_Task details_
Wherever the word "weight" appears in the entries, copy the whole line.

_Entries provided_
■ ■ ■

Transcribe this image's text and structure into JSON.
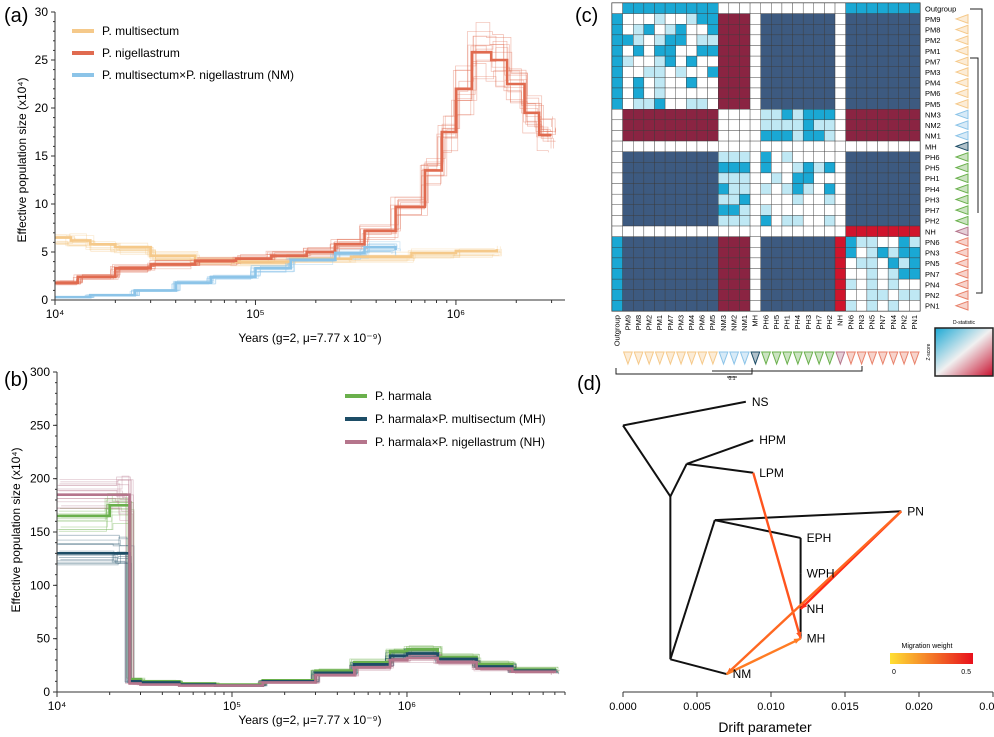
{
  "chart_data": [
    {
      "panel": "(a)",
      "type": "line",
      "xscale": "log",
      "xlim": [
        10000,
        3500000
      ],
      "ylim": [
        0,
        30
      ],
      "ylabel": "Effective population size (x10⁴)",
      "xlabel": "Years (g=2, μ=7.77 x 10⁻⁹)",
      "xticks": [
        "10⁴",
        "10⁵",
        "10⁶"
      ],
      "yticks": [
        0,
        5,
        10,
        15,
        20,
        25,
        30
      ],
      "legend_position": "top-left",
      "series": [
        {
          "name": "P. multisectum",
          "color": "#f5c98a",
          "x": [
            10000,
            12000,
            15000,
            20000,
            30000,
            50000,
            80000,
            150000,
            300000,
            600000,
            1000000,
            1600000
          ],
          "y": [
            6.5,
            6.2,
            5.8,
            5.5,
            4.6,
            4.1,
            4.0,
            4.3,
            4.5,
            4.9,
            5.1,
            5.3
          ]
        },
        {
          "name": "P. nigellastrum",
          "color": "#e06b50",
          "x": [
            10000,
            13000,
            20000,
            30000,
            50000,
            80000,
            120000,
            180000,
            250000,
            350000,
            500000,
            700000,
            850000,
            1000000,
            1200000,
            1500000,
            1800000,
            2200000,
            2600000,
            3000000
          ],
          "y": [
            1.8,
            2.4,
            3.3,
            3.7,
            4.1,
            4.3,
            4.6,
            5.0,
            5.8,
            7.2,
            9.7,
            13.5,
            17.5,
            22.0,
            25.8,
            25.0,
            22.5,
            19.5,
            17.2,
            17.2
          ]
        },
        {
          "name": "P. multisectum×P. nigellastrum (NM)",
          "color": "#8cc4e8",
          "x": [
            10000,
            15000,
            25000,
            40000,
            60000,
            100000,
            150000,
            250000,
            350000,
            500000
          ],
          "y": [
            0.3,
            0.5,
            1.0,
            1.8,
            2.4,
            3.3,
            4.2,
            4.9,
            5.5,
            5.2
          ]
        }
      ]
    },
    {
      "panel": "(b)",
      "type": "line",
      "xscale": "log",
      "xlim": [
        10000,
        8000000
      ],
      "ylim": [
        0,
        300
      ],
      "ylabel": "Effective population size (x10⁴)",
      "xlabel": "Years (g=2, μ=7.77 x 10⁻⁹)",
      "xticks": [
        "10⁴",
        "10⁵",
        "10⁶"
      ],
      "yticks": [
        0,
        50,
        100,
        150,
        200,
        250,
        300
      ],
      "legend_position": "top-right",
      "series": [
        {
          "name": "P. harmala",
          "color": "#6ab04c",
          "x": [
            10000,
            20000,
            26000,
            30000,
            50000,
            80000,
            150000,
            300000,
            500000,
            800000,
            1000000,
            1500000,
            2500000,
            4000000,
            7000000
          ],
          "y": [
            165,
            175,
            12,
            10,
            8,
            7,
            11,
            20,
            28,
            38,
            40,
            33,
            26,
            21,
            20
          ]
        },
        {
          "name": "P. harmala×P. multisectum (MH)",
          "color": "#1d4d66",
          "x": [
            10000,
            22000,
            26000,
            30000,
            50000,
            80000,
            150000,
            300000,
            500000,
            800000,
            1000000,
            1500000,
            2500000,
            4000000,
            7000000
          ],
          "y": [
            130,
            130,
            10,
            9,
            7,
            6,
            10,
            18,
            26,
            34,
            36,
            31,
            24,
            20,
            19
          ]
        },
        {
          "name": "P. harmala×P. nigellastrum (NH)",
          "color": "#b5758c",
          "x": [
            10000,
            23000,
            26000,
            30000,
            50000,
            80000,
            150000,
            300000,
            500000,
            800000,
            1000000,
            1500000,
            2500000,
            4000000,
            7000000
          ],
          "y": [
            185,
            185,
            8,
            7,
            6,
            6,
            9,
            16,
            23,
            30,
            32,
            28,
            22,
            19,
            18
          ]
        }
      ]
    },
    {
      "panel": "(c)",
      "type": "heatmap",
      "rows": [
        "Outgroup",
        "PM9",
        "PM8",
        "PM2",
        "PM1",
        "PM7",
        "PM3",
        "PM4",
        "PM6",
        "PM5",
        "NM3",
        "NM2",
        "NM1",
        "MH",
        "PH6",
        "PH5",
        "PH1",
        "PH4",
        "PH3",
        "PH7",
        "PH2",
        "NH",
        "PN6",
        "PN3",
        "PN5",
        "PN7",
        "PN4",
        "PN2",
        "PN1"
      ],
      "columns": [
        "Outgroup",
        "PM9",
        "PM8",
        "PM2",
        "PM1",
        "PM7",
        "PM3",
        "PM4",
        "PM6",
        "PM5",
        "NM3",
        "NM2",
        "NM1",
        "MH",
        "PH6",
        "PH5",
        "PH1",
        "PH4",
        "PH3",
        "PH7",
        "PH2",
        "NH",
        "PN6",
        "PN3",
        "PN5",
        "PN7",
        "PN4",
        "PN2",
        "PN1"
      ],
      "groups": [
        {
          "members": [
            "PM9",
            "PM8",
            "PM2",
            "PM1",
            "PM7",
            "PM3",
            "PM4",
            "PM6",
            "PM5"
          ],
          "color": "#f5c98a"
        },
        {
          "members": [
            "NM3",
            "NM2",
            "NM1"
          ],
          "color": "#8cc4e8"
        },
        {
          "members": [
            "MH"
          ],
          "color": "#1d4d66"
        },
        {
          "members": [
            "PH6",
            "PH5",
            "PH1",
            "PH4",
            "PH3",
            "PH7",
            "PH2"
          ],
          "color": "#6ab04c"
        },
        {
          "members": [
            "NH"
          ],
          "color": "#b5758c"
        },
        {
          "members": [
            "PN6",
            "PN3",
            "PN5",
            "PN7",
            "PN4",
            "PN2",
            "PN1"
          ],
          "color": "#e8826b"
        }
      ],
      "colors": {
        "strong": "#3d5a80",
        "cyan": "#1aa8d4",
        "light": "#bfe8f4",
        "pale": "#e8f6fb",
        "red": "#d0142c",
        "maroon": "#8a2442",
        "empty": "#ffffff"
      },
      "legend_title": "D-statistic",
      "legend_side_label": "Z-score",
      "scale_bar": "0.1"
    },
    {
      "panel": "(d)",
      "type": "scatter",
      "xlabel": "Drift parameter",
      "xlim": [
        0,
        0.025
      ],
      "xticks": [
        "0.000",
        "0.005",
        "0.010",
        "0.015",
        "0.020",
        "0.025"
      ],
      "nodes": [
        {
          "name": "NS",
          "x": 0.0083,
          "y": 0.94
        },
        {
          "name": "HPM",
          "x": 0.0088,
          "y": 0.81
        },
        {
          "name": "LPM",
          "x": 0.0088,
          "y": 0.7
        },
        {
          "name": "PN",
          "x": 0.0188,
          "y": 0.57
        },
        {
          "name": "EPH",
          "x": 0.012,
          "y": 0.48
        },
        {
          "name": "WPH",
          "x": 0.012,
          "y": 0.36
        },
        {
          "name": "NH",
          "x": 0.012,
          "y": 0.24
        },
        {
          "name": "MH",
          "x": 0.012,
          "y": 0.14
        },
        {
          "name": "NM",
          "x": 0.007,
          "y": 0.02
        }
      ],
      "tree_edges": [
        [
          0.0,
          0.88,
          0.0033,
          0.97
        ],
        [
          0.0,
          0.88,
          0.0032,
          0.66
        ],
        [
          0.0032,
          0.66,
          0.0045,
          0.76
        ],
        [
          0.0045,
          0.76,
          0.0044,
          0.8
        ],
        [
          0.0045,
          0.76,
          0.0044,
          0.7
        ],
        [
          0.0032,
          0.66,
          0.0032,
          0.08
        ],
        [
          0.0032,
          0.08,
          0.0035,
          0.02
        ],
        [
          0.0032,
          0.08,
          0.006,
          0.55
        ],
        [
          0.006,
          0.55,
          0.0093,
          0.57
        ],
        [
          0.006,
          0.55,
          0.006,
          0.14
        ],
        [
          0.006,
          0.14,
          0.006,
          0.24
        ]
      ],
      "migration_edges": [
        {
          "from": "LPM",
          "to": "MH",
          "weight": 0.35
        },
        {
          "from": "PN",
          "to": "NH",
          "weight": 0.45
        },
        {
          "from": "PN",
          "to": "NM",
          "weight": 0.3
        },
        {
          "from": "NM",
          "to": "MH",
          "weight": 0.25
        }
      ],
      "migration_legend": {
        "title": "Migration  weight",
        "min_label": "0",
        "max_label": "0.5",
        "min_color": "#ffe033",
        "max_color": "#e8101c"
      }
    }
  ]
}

■ ■ ■

_Written response_
          "weight": 0.35
          "weight": 0.45
          "weight": 0.3
          "weight": 0.25
        "title": "Migration  weight",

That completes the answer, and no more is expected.